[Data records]
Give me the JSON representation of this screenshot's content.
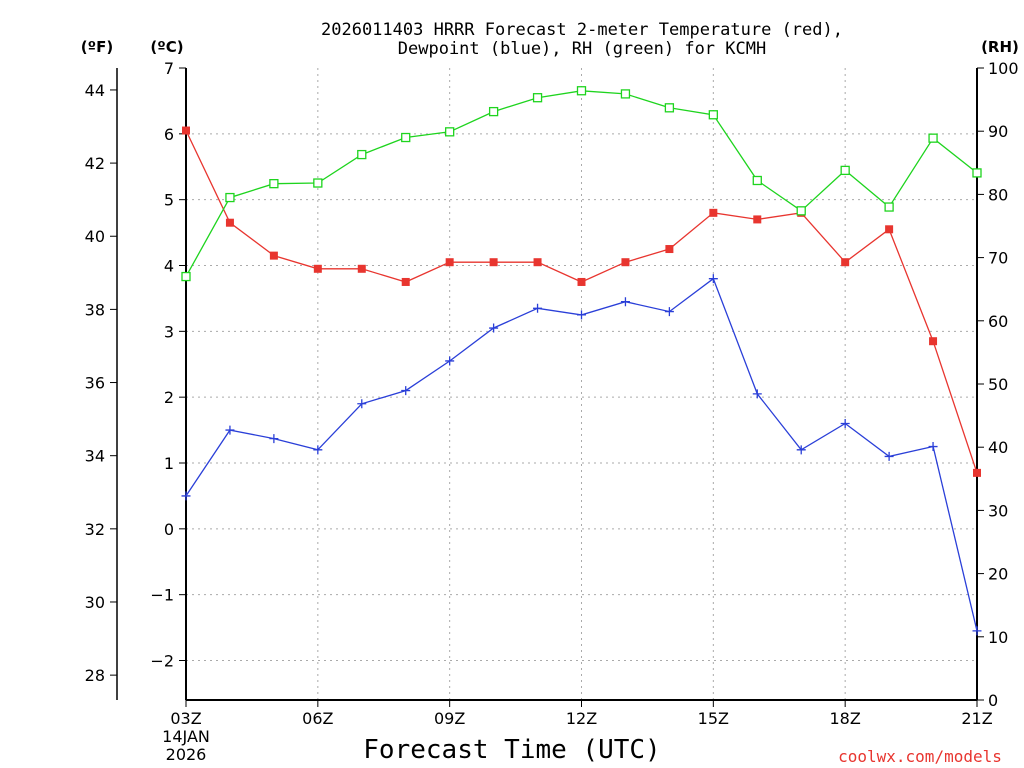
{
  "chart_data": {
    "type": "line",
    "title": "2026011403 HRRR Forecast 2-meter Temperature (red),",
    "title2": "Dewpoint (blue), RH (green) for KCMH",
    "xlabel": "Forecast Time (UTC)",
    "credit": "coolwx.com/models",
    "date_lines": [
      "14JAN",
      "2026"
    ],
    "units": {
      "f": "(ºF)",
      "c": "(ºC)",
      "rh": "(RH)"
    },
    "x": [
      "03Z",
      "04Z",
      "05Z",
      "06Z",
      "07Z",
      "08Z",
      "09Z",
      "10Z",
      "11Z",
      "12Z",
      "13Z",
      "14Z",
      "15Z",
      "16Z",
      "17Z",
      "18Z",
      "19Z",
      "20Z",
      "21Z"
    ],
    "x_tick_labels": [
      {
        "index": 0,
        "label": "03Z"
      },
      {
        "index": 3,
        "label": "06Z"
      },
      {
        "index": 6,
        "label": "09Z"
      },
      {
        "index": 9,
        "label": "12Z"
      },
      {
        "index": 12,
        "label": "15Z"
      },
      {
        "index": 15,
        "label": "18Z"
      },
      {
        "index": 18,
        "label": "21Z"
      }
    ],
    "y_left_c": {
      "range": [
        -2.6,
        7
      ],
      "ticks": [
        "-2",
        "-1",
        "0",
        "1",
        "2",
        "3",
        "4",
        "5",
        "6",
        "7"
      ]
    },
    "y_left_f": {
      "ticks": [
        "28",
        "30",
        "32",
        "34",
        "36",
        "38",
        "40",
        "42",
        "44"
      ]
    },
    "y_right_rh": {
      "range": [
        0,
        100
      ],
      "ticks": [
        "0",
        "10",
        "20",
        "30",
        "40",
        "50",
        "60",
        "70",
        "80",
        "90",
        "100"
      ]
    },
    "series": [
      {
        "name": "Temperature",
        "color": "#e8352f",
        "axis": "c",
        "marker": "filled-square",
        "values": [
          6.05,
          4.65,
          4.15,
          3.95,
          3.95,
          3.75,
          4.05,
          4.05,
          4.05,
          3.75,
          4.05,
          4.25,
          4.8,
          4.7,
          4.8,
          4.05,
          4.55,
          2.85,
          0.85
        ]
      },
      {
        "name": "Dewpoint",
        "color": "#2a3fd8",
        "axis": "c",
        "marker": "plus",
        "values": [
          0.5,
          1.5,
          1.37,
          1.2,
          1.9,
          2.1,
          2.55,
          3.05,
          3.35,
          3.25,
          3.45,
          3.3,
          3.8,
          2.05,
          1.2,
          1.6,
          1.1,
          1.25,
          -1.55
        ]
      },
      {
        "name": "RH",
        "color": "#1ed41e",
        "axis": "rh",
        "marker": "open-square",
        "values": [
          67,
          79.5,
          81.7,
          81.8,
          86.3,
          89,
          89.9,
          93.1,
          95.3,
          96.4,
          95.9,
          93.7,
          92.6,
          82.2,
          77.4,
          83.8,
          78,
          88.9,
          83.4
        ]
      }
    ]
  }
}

Objective: State how many lines above include the word "Forecast", and nothing more.

Answer to this exercise: 2